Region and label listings
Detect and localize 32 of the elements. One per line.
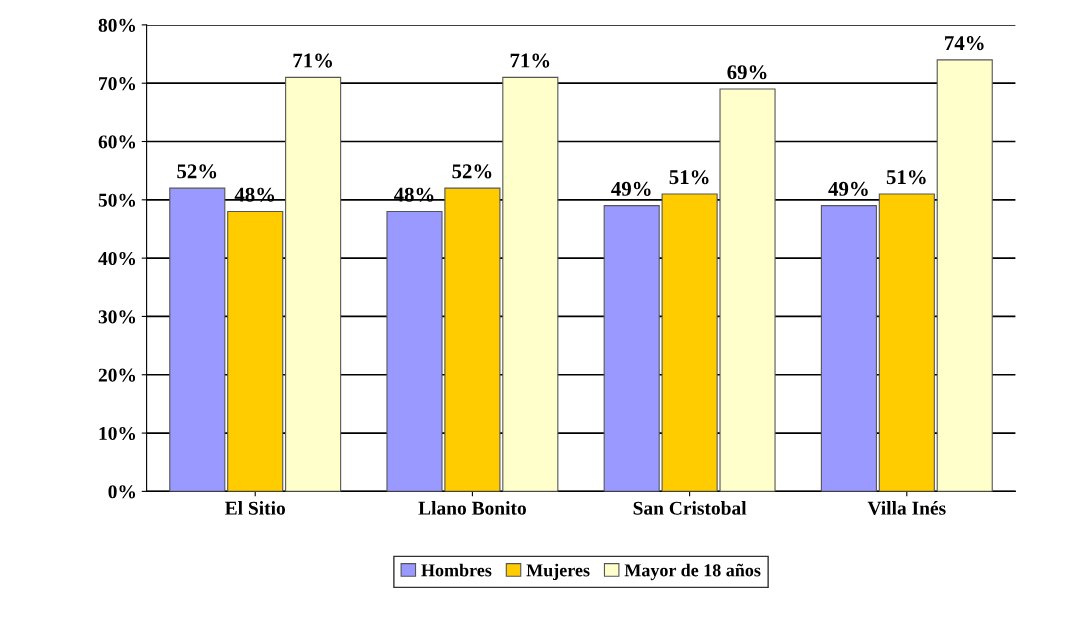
data-label: 49%: [828, 181, 868, 196]
y-tick-label: 0%: [108, 485, 136, 499]
legend-label: Mujeres: [526, 563, 590, 581]
y-tick-label: 40%: [98, 251, 136, 266]
y-tick-label: 10%: [99, 426, 136, 441]
data-label: 49%: [611, 181, 651, 196]
y-tick-label: 20%: [98, 368, 136, 382]
data-label: 52%: [452, 164, 492, 179]
bar: [878, 193, 935, 492]
data-label: 52%: [177, 164, 217, 179]
data-label: 51%: [886, 170, 926, 185]
data-label: 51%: [669, 170, 709, 185]
data-label: 69%: [727, 65, 767, 80]
y-tick-label: 80%: [98, 18, 136, 32]
x-tick-label: Llano Bonito: [418, 501, 526, 515]
y-tick-label: 60%: [98, 135, 136, 149]
bar: [169, 187, 226, 492]
legend-label: Mayor de 18 años: [624, 563, 761, 581]
y-tick-label: 70%: [99, 77, 136, 91]
bar: [227, 210, 284, 492]
y-tick-label: 30%: [98, 310, 136, 324]
bar: [820, 205, 877, 492]
y-tick-label: 50%: [98, 193, 136, 207]
bar: [936, 59, 993, 492]
data-label: 71%: [293, 53, 333, 68]
x-tick-label: San Cristobal: [633, 501, 747, 515]
data-label: 71%: [510, 53, 550, 68]
x-tick-label: El Sitio: [225, 501, 285, 515]
x-tick-label: Villa Inés: [867, 501, 946, 515]
bar: [285, 76, 342, 492]
legend-label: Hombres: [421, 563, 492, 577]
data-label: 74%: [945, 36, 984, 51]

### REQUIRED TASK
Copy the lines of the material verbatim, starting at the line that contains "data-label: 49%: [828, 181, 868, 196]" and ending after the line that contains "y-tick-label: 80%: [98, 18, 136, 32]".

### EXERCISE ANSWER
data-label: 49%: [828, 181, 868, 196]
y-tick-label: 0%: [108, 485, 136, 499]
legend-label: Mujeres: [526, 563, 590, 581]
y-tick-label: 40%: [98, 251, 136, 266]
y-tick-label: 10%: [99, 426, 136, 441]
data-label: 49%: [611, 181, 651, 196]
y-tick-label: 20%: [98, 368, 136, 382]
data-label: 52%: [452, 164, 492, 179]
bar: [878, 193, 935, 492]
data-label: 52%: [177, 164, 217, 179]
data-label: 51%: [886, 170, 926, 185]
data-label: 51%: [669, 170, 709, 185]
data-label: 69%: [727, 65, 767, 80]
y-tick-label: 80%: [98, 18, 136, 32]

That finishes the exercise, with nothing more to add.